__Data for this task__
● ● ● ● ●

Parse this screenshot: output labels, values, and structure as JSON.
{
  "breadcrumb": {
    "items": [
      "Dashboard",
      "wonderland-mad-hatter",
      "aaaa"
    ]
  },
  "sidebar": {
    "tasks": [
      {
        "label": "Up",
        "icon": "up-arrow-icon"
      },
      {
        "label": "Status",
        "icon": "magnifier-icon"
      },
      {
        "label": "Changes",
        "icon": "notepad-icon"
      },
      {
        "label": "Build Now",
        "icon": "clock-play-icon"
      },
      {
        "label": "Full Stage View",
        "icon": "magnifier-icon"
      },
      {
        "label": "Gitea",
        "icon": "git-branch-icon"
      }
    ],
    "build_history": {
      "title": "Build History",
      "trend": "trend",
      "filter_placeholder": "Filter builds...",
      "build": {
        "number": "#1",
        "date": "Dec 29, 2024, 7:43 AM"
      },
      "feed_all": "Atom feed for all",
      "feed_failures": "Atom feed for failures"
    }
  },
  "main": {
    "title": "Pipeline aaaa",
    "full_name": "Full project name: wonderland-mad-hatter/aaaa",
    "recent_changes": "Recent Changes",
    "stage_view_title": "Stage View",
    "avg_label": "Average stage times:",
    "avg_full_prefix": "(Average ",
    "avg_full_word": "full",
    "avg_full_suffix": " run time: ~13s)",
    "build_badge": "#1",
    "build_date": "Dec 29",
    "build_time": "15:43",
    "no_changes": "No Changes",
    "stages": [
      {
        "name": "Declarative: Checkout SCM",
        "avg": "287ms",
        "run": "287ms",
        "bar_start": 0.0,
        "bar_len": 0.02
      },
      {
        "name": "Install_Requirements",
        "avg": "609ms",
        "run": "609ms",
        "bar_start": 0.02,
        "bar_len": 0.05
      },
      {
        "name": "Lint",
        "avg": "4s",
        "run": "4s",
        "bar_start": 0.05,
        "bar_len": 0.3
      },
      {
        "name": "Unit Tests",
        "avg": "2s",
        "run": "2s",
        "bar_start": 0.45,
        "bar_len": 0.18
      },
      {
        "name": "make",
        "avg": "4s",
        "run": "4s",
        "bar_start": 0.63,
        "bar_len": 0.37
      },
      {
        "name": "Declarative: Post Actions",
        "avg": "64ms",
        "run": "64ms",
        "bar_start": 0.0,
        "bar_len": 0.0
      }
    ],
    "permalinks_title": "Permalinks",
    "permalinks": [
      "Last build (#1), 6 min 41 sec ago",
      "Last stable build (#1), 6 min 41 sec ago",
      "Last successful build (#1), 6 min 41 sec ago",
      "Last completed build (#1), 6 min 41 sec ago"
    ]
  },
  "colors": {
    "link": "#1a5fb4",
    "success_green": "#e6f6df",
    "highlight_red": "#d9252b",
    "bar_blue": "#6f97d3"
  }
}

● ● ● ● ●

__Work to complete__
From the data above, copy each line that has the string "icon".

__Answer to this exercise__
        "icon": "up-arrow-icon"
        "icon": "magnifier-icon"
        "icon": "notepad-icon"
        "icon": "clock-play-icon"
        "icon": "magnifier-icon"
        "icon": "git-branch-icon"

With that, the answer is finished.